Raw records:

╭──

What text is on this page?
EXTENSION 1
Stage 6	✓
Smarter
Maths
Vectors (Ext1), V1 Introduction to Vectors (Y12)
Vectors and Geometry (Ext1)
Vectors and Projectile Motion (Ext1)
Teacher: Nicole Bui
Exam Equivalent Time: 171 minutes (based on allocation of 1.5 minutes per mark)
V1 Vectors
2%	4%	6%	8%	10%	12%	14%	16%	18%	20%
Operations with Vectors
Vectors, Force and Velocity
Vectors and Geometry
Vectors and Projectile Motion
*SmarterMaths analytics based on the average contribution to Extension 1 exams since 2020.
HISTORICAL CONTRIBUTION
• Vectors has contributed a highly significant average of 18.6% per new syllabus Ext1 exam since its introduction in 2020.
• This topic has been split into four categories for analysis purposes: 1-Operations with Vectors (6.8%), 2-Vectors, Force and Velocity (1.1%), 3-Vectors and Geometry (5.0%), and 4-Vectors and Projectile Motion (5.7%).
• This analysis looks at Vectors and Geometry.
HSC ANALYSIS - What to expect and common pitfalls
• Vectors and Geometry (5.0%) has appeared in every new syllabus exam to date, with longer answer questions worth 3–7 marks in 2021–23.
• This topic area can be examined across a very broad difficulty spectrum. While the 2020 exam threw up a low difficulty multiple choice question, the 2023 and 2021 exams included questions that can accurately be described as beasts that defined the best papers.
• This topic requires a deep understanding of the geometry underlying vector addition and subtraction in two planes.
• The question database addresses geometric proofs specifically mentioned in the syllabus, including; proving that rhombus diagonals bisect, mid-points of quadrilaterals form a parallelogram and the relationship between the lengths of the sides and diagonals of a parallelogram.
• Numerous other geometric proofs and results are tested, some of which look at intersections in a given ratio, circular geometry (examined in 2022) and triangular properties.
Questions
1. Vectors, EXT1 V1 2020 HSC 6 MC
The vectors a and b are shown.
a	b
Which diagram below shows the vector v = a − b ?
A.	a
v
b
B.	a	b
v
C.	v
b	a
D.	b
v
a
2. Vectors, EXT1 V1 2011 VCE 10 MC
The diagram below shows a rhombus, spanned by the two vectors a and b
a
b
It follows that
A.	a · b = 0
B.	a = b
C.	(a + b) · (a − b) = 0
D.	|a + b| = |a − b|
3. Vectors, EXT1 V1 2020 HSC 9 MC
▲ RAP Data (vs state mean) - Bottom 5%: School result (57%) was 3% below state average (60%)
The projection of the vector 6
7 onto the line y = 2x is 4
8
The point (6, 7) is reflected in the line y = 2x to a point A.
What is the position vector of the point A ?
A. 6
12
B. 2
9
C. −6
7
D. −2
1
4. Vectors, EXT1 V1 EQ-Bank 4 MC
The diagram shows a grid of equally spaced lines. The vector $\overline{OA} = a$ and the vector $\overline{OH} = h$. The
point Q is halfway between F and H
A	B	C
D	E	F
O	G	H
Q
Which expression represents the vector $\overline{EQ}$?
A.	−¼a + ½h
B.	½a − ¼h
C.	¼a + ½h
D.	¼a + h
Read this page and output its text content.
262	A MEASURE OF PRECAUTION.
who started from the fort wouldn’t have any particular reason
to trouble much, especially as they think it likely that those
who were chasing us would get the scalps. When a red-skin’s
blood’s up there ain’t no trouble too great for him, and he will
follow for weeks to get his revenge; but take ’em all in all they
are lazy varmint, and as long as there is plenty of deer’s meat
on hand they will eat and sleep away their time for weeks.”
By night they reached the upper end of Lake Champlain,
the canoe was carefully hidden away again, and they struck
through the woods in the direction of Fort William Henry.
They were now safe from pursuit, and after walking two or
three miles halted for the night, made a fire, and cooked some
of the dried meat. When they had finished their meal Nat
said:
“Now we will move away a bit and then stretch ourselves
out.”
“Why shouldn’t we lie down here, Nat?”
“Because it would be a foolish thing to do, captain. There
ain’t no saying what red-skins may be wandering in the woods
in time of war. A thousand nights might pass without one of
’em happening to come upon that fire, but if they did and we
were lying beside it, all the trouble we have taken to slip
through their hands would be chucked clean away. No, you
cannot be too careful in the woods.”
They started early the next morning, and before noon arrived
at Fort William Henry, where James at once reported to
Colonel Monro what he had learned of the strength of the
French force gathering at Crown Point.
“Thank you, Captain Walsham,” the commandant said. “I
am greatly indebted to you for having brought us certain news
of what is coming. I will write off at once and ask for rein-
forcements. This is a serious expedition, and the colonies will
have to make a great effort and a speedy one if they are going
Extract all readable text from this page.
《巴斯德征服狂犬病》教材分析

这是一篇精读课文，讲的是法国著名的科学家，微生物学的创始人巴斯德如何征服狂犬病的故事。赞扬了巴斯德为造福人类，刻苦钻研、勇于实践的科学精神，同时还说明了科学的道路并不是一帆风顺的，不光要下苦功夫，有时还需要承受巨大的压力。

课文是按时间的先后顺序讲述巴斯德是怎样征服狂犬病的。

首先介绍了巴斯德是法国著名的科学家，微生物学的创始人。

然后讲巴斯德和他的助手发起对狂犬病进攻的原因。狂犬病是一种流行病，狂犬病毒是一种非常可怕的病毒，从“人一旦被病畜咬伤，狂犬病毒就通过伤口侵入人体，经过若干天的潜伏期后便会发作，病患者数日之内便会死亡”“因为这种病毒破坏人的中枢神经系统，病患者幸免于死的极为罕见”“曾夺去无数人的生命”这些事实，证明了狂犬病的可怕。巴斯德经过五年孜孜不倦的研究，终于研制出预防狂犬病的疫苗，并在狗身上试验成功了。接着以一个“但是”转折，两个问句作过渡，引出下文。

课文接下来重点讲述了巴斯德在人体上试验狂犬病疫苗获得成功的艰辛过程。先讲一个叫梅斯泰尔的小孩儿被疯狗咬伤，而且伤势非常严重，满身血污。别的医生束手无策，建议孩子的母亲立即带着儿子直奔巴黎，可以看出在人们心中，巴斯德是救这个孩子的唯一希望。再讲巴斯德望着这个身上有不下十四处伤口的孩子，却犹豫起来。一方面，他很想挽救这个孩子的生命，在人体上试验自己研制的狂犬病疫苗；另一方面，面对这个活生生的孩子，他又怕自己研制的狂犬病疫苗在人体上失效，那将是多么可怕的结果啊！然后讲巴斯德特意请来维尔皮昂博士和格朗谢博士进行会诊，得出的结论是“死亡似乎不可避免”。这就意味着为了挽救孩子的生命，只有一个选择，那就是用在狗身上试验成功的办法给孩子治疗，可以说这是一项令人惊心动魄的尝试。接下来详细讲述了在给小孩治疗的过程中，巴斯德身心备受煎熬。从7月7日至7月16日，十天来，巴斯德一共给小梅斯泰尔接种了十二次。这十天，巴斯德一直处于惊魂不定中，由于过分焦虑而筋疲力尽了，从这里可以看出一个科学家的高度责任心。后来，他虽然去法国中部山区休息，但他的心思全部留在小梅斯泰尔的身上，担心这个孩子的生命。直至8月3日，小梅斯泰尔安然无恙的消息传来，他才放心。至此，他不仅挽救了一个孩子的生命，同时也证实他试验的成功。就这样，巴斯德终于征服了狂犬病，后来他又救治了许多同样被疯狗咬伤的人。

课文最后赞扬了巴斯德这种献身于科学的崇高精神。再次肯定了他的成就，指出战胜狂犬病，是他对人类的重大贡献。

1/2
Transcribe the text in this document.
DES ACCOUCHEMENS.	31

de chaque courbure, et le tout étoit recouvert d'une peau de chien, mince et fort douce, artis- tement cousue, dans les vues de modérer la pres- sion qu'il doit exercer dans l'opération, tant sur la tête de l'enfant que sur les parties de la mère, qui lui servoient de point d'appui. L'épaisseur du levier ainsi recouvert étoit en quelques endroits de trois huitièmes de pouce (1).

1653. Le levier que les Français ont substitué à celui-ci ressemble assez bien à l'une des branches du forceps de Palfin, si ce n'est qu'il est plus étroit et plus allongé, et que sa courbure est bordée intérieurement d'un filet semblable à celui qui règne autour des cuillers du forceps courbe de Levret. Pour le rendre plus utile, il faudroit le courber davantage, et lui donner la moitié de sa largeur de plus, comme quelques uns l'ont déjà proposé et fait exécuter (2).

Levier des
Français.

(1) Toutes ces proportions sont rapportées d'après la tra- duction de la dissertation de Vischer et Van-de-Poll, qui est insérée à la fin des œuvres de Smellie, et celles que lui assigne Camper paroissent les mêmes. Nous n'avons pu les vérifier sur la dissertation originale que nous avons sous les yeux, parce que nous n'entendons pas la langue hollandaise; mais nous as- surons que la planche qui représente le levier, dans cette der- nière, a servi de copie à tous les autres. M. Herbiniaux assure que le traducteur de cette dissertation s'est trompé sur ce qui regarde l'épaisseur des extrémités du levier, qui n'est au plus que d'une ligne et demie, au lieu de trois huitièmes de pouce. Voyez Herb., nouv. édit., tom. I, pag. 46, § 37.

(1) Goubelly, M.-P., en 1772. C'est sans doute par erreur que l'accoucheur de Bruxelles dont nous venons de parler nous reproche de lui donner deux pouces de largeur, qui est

╰──

### Stated goal
Return each line that includes "Projectile".

### Solution for this exercise
Vectors and Projectile Motion (Ext1)
Vectors and Projectile Motion
• This topic has been split into four categories for analysis purposes: 1-Operations with Vectors (6.8%), 2-Vectors, Force and Velocity (1.1%), 3-Vectors and Geometry (5.0%), and 4-Vectors and Projectile Motion (5.7%).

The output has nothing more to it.